### [Goal of the exercise]
Reproduce the listing below without any change.
════════════════
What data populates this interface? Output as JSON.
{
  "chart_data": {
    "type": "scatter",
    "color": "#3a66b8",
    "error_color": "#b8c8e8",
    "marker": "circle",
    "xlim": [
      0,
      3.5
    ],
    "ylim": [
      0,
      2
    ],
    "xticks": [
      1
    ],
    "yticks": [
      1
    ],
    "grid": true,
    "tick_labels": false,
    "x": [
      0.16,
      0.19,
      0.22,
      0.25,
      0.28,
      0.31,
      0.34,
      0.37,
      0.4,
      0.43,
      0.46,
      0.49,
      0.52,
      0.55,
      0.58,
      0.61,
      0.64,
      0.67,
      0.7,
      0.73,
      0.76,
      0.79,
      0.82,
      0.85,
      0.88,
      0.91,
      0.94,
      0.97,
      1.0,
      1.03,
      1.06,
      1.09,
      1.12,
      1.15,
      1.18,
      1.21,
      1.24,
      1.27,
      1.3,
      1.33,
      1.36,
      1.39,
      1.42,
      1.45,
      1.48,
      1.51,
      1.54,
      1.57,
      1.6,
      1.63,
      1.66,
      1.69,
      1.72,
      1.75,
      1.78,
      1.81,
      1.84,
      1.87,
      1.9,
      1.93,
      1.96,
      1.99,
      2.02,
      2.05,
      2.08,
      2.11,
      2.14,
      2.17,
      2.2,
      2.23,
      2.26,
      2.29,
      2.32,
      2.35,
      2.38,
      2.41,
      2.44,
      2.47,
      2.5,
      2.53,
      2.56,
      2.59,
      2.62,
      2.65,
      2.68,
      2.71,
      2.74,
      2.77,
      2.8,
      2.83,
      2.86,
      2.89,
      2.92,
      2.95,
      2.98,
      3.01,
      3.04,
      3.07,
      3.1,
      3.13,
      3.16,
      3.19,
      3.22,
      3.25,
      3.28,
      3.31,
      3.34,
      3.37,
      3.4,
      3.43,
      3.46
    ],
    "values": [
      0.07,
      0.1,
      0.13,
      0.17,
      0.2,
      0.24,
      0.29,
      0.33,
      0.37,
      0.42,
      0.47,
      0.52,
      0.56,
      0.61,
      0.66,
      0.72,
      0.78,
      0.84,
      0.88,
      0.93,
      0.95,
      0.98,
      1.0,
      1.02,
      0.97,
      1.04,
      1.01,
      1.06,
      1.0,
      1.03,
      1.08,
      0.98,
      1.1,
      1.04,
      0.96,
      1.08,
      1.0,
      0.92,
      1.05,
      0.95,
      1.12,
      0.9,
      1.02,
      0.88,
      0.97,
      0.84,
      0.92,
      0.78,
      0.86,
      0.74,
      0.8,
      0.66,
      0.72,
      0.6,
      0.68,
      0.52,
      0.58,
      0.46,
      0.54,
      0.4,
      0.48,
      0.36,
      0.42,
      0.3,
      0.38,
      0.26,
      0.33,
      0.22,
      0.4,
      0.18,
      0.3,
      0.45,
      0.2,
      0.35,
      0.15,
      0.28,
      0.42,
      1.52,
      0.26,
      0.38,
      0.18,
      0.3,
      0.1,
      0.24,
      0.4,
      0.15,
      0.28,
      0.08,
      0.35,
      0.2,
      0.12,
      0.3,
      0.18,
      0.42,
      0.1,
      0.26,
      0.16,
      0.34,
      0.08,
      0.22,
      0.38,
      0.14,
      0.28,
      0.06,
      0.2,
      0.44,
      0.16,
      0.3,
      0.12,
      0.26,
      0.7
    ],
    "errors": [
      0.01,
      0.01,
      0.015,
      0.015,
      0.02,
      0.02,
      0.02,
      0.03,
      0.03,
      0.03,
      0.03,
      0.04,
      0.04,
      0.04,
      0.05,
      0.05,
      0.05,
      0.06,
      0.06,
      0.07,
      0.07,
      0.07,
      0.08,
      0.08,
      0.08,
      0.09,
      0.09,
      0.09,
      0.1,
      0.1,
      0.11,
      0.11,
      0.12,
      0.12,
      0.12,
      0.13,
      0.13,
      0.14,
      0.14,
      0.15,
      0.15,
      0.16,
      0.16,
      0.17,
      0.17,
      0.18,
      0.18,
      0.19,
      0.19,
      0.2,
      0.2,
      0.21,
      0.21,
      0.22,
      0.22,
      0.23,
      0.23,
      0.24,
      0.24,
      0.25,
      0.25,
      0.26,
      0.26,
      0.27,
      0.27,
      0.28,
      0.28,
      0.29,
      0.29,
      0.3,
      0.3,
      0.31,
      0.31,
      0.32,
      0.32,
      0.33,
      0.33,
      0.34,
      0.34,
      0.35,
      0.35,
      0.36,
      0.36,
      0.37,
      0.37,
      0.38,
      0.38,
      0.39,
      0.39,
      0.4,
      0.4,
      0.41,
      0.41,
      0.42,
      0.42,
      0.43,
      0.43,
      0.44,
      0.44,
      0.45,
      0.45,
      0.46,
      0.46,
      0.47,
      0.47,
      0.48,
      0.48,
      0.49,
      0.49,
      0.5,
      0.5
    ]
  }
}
════════════════
### [Exercise answer]
What data populates this interface? Output as JSON.
{
  "chart_data": {
    "type": "scatter",
    "color": "#3a66b8",
    "error_color": "#b8c8e8",
    "marker": "circle",
    "xlim": [
      0,
      3.5
    ],
    "ylim": [
      0,
      2
    ],
    "xticks": [
      1
    ],
    "yticks": [
      1
    ],
    "grid": true,
    "tick_labels": false,
    "x": [
      0.16,
      0.19,
      0.22,
      0.25,
      0.28,
      0.31,
      0.34,
      0.37,
      0.4,
      0.43,
      0.46,
      0.49,
      0.52,
      0.55,
      0.58,
      0.61,
      0.64,
      0.67,
      0.7,
      0.73,
      0.76,
      0.79,
      0.82,
      0.85,
      0.88,
      0.91,
      0.94,
      0.97,
      1.0,
      1.03,
      1.06,
      1.09,
      1.12,
      1.15,
      1.18,
      1.21,
      1.24,
      1.27,
      1.3,
      1.33,
      1.36,
      1.39,
      1.42,
      1.45,
      1.48,
      1.51,
      1.54,
      1.57,
      1.6,
      1.63,
      1.66,
      1.69,
      1.72,
      1.75,
      1.78,
      1.81,
      1.84,
      1.87,
      1.9,
      1.93,
      1.96,
      1.99,
      2.02,
      2.05,
      2.08,
      2.11,
      2.14,
      2.17,
      2.2,
      2.23,
      2.26,
      2.29,
      2.32,
      2.35,
      2.38,
      2.41,
      2.44,
      2.47,
      2.5,
      2.53,
      2.56,
      2.59,
      2.62,
      2.65,
      2.68,
      2.71,
      2.74,
      2.77,
      2.8,
      2.83,
      2.86,
      2.89,
      2.92,
      2.95,
      2.98,
      3.01,
      3.04,
      3.07,
      3.1,
      3.13,
      3.16,
      3.19,
      3.22,
      3.25,
      3.28,
      3.31,
      3.34,
      3.37,
      3.4,
      3.43,
      3.46
    ],
    "values": [
      0.07,
      0.1,
      0.13,
      0.17,
      0.2,
      0.24,
      0.29,
      0.33,
      0.37,
      0.42,
      0.47,
      0.52,
      0.56,
      0.61,
      0.66,
      0.72,
      0.78,
      0.84,
      0.88,
      0.93,
      0.95,
      0.98,
      1.0,
      1.02,
      0.97,
      1.04,
      1.01,
      1.06,
      1.0,
      1.03,
      1.08,
      0.98,
      1.1,
      1.04,
      0.96,
      1.08,
      1.0,
      0.92,
      1.05,
      0.95,
      1.12,
      0.9,
      1.02,
      0.88,
      0.97,
      0.84,
      0.92,
      0.78,
      0.86,
      0.74,
      0.8,
      0.66,
      0.72,
      0.6,
      0.68,
      0.52,
      0.58,
      0.46,
      0.54,
      0.4,
      0.48,
      0.36,
      0.42,
      0.3,
      0.38,
      0.26,
      0.33,
      0.22,
      0.4,
      0.18,
      0.3,
      0.45,
      0.2,
      0.35,
      0.15,
      0.28,
      0.42,
      1.52,
      0.26,
      0.38,
      0.18,
      0.3,
      0.1,
      0.24,
      0.4,
      0.15,
      0.28,
      0.08,
      0.35,
      0.2,
      0.12,
      0.3,
      0.18,
      0.42,
      0.1,
      0.26,
      0.16,
      0.34,
      0.08,
      0.22,
      0.38,
      0.14,
      0.28,
      0.06,
      0.2,
      0.44,
      0.16,
      0.3,
      0.12,
      0.26,
      0.7
    ],
    "errors": [
      0.01,
      0.01,
      0.015,
      0.015,
      0.02,
      0.02,
      0.02,
      0.03,
      0.03,
      0.03,
      0.03,
      0.04,
      0.04,
      0.04,
      0.05,
      0.05,
      0.05,
      0.06,
      0.06,
      0.07,
      0.07,
      0.07,
      0.08,
      0.08,
      0.08,
      0.09,
      0.09,
      0.09,
      0.1,
      0.1,
      0.11,
      0.11,
      0.12,
      0.12,
      0.12,
      0.13,
      0.13,
      0.14,
      0.14,
      0.15,
      0.15,
      0.16,
      0.16,
      0.17,
      0.17,
      0.18,
      0.18,
      0.19,
      0.19,
      0.2,
      0.2,
      0.21,
      0.21,
      0.22,
      0.22,
      0.23,
      0.23,
      0.24,
      0.24,
      0.25,
      0.25,
      0.26,
      0.26,
      0.27,
      0.27,
      0.28,
      0.28,
      0.29,
      0.29,
      0.3,
      0.3,
      0.31,
      0.31,
      0.32,
      0.32,
      0.33,
      0.33,
      0.34,
      0.34,
      0.35,
      0.35,
      0.36,
      0.36,
      0.37,
      0.37,
      0.38,
      0.38,
      0.39,
      0.39,
      0.4,
      0.4,
      0.41,
      0.41,
      0.42,
      0.42,
      0.43,
      0.43,
      0.44,
      0.44,
      0.45,
      0.45,
      0.46,
      0.46,
      0.47,
      0.47,
      0.48,
      0.48,
      0.49,
      0.49,
      0.5,
      0.5
    ]
  }
}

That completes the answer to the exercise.